■ Aim: Omit all images, then return the remaining material exactly as it stands.

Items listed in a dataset

_ _ _

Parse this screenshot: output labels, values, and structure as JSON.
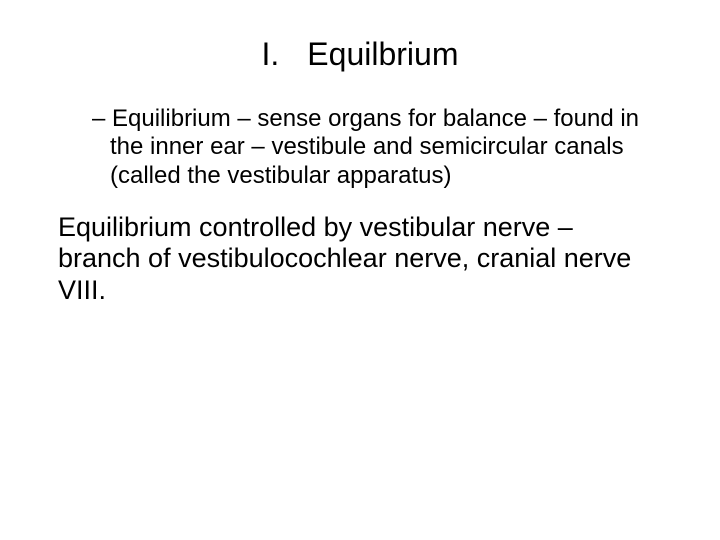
{
  "slide": {
    "title_number": "I.",
    "title_text": "Equilbrium",
    "bullet": "– Equilibrium – sense organs for balance – found in the inner ear – vestibule and semicircular canals (called the vestibular apparatus)",
    "body": "Equilibrium controlled by vestibular nerve – branch of vestibulocochlear nerve, cranial nerve VIII."
  },
  "style": {
    "background_color": "#ffffff",
    "text_color": "#000000",
    "font_family": "Arial",
    "title_fontsize_pt": 24,
    "bullet_fontsize_pt": 18,
    "body_fontsize_pt": 20
  }
}
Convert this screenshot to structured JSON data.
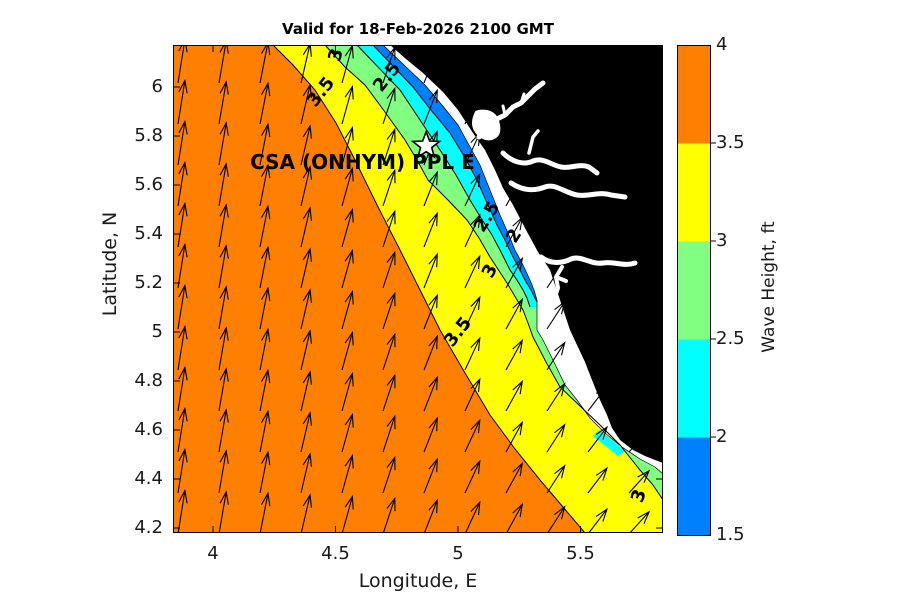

_ _ _

■ Task response:
Parse this screenshot: output labels, values, and structure as JSON.
{
  "slide": {
    "title_number": "I.",
    "title_text": "Equilbrium",
    "bullet": "– Equilibrium – sense organs for balance – found in the inner ear – vestibule and semicircular canals (called the vestibular apparatus)",
    "body": "Equilibrium controlled by vestibular nerve – branch of vestibulocochlear nerve, cranial nerve VIII."
  },
  "style": {
    "background_color": "#ffffff",
    "text_color": "#000000",
    "font_family": "Arial",
    "title_fontsize_pt": 24,
    "bullet_fontsize_pt": 18,
    "body_fontsize_pt": 20
  }
}
Convert this screenshot to structured JSON data.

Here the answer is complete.